Stored records:
━━━
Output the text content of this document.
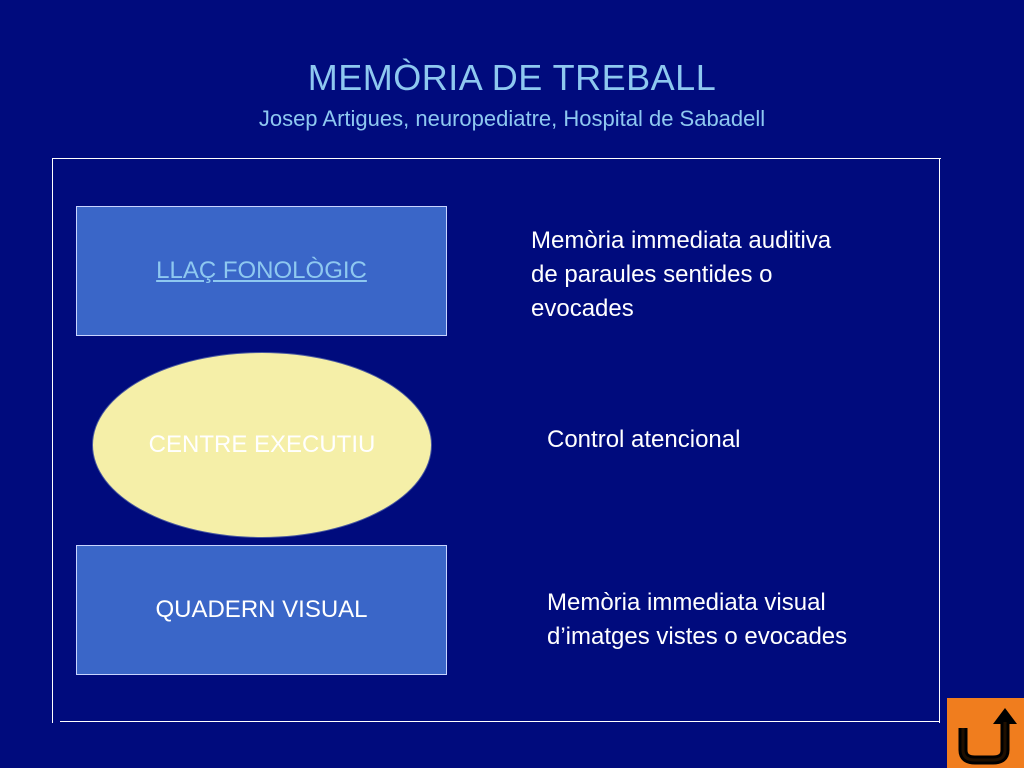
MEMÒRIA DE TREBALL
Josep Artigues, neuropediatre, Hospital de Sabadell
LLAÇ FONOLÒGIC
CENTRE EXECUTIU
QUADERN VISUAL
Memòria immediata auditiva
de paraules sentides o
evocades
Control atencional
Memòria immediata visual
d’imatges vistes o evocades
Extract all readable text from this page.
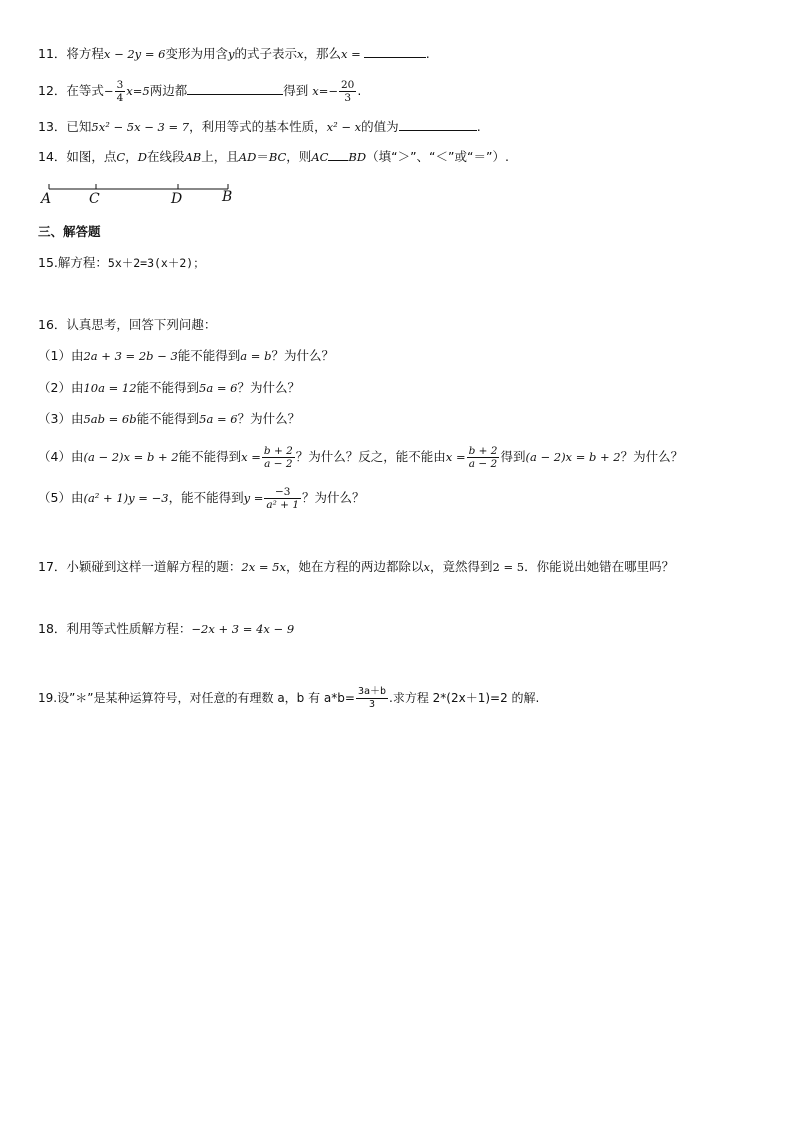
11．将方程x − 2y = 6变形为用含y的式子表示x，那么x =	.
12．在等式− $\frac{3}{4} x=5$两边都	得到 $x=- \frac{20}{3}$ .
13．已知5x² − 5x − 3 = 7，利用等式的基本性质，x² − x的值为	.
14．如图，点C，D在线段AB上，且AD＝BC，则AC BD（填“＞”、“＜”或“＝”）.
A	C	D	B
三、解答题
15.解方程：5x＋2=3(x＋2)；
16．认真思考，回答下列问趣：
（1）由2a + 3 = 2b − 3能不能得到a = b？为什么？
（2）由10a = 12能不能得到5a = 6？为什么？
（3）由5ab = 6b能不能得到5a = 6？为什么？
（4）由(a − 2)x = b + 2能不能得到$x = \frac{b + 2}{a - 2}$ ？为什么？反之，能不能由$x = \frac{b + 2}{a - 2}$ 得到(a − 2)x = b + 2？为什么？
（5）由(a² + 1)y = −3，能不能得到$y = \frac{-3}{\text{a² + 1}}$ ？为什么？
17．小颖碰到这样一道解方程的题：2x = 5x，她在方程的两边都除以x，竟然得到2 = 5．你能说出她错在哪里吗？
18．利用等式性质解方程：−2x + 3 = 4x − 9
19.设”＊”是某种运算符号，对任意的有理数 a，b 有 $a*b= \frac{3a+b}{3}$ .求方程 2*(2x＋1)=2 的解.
━━━
**Task to carry out**
Reproduce each line from the records that contains the word "evocades".

**Answer to the exercise**
evocades
d’imatges vistes o evocades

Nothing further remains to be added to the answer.